- **Goal**
Write out the records beneath this line exactly as they appear, minus any images.

- **Exercise materials**
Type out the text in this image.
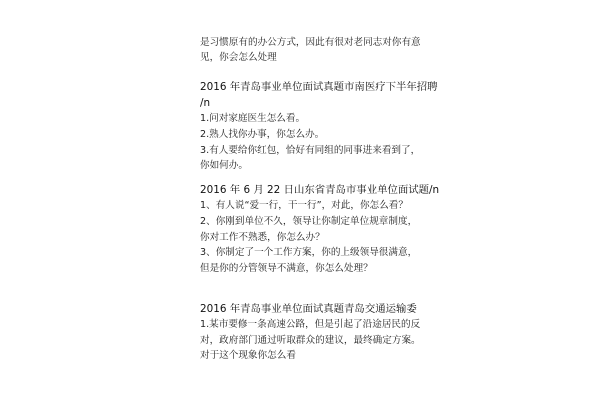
是习惯原有的办公方式，因此有很对老同志对你有意
见，你会怎么处理
2016 年青岛事业单位面试真题市南医疗下半年招聘
/n
1.问对家庭医生怎么看。
2.熟人找你办事，你怎么办。
3.有人要给你红包，恰好有同组的同事进来看到了，
你如何办。
2016 年 6 月 22 日山东省青岛市事业单位面试题/n
1、有人说“爱一行，干一行”，对此，你怎么看？
2、你刚到单位不久，领导让你制定单位规章制度，
你对工作不熟悉，你怎么办？
3、你制定了一个工作方案，你的上级领导很满意，
但是你的分管领导不满意，你怎么处理？
2016 年青岛事业单位面试真题青岛交通运输委
1.某市要修一条高速公路，但是引起了沿途居民的反
对，政府部门通过听取群众的建议，最终确定方案。
对于这个现象你怎么看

- **The solution**
Type out the text in this image.
是习惯原有的办公方式，因此有很对老同志对你有意
见，你会怎么处理
2016 年青岛事业单位面试真题市南医疗下半年招聘
/n
1.问对家庭医生怎么看。
2.熟人找你办事，你怎么办。
3.有人要给你红包，恰好有同组的同事进来看到了，
你如何办。
2016 年 6 月 22 日山东省青岛市事业单位面试题/n
1、有人说“爱一行，干一行”，对此，你怎么看？
2、你刚到单位不久，领导让你制定单位规章制度，
你对工作不熟悉，你怎么办？
3、你制定了一个工作方案，你的上级领导很满意，
但是你的分管领导不满意，你怎么处理？
2016 年青岛事业单位面试真题青岛交通运输委
1.某市要修一条高速公路，但是引起了沿途居民的反
对，政府部门通过听取群众的建议，最终确定方案。
对于这个现象你怎么看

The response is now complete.